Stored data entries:
————————

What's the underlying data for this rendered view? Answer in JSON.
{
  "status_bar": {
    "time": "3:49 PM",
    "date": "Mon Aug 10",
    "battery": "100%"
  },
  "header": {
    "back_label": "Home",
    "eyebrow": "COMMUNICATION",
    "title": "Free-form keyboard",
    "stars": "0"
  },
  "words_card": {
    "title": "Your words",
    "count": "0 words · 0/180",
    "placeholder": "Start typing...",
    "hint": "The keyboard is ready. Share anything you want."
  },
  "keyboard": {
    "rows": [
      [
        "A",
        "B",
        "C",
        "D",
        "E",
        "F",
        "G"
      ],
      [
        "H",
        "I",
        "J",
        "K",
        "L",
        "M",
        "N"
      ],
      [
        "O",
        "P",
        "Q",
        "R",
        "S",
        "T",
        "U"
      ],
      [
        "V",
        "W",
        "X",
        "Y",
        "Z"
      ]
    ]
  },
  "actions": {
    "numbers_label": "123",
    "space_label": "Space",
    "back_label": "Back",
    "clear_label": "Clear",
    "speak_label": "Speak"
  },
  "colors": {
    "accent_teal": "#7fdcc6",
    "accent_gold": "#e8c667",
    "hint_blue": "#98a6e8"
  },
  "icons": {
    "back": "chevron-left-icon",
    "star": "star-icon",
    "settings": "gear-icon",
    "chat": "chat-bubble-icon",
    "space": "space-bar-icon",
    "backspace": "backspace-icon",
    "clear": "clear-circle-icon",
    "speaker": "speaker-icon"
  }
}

————————

Your task: Working from the material above, retype it in its entirety without change.

Complete response:
What's the underlying data for this rendered view? Answer in JSON.
{
  "status_bar": {
    "time": "3:49 PM",
    "date": "Mon Aug 10",
    "battery": "100%"
  },
  "header": {
    "back_label": "Home",
    "eyebrow": "COMMUNICATION",
    "title": "Free-form keyboard",
    "stars": "0"
  },
  "words_card": {
    "title": "Your words",
    "count": "0 words · 0/180",
    "placeholder": "Start typing...",
    "hint": "The keyboard is ready. Share anything you want."
  },
  "keyboard": {
    "rows": [
      [
        "A",
        "B",
        "C",
        "D",
        "E",
        "F",
        "G"
      ],
      [
        "H",
        "I",
        "J",
        "K",
        "L",
        "M",
        "N"
      ],
      [
        "O",
        "P",
        "Q",
        "R",
        "S",
        "T",
        "U"
      ],
      [
        "V",
        "W",
        "X",
        "Y",
        "Z"
      ]
    ]
  },
  "actions": {
    "numbers_label": "123",
    "space_label": "Space",
    "back_label": "Back",
    "clear_label": "Clear",
    "speak_label": "Speak"
  },
  "colors": {
    "accent_teal": "#7fdcc6",
    "accent_gold": "#e8c667",
    "hint_blue": "#98a6e8"
  },
  "icons": {
    "back": "chevron-left-icon",
    "star": "star-icon",
    "settings": "gear-icon",
    "chat": "chat-bubble-icon",
    "space": "space-bar-icon",
    "backspace": "backspace-icon",
    "clear": "clear-circle-icon",
    "speaker": "speaker-icon"
  }
}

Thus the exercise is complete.